Task statement: Your answer must be an exact copy of all the entries.
Source material section start
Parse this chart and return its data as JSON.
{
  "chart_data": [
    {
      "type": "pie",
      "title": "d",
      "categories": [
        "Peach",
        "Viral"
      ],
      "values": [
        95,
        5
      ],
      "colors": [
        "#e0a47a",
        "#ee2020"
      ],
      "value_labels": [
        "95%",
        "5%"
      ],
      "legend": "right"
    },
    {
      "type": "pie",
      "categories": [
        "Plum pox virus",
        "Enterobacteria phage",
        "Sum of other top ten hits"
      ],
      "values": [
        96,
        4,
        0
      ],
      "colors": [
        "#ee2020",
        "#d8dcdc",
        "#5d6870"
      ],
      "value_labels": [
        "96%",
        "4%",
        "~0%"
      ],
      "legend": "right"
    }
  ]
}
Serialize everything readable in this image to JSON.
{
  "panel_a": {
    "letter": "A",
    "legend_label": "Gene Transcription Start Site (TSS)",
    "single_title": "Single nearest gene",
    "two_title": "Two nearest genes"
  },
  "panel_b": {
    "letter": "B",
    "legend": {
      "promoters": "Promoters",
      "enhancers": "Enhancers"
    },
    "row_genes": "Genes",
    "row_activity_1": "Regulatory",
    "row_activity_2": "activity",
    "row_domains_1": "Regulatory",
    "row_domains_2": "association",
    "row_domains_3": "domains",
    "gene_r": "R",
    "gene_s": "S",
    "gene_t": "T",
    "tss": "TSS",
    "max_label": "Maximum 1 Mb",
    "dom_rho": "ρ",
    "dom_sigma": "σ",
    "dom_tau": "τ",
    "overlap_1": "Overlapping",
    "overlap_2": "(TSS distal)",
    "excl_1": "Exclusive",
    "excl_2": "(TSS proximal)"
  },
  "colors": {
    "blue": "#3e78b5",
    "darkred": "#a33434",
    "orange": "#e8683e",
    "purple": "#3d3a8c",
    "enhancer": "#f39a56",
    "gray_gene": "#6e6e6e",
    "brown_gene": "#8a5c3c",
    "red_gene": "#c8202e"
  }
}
Source material section end
Response box:
Parse this chart and return its data as JSON.
{
  "chart_data": [
    {
      "type": "pie",
      "title": "d",
      "categories": [
        "Peach",
        "Viral"
      ],
      "values": [
        95,
        5
      ],
      "colors": [
        "#e0a47a",
        "#ee2020"
      ],
      "value_labels": [
        "95%",
        "5%"
      ],
      "legend": "right"
    },
    {
      "type": "pie",
      "categories": [
        "Plum pox virus",
        "Enterobacteria phage",
        "Sum of other top ten hits"
      ],
      "values": [
        96,
        4,
        0
      ],
      "colors": [
        "#ee2020",
        "#d8dcdc",
        "#5d6870"
      ],
      "value_labels": [
        "96%",
        "4%",
        "~0%"
      ],
      "legend": "right"
    }
  ]
}
Serialize everything readable in this image to JSON.
{
  "panel_a": {
    "letter": "A",
    "legend_label": "Gene Transcription Start Site (TSS)",
    "single_title": "Single nearest gene",
    "two_title": "Two nearest genes"
  },
  "panel_b": {
    "letter": "B",
    "legend": {
      "promoters": "Promoters",
      "enhancers": "Enhancers"
    },
    "row_genes": "Genes",
    "row_activity_1": "Regulatory",
    "row_activity_2": "activity",
    "row_domains_1": "Regulatory",
    "row_domains_2": "association",
    "row_domains_3": "domains",
    "gene_r": "R",
    "gene_s": "S",
    "gene_t": "T",
    "tss": "TSS",
    "max_label": "Maximum 1 Mb",
    "dom_rho": "ρ",
    "dom_sigma": "σ",
    "dom_tau": "τ",
    "overlap_1": "Overlapping",
    "overlap_2": "(TSS distal)",
    "excl_1": "Exclusive",
    "excl_2": "(TSS proximal)"
  },
  "colors": {
    "blue": "#3e78b5",
    "darkred": "#a33434",
    "orange": "#e8683e",
    "purple": "#3d3a8c",
    "enhancer": "#f39a56",
    "gray_gene": "#6e6e6e",
    "brown_gene": "#8a5c3c",
    "red_gene": "#c8202e"
  }
}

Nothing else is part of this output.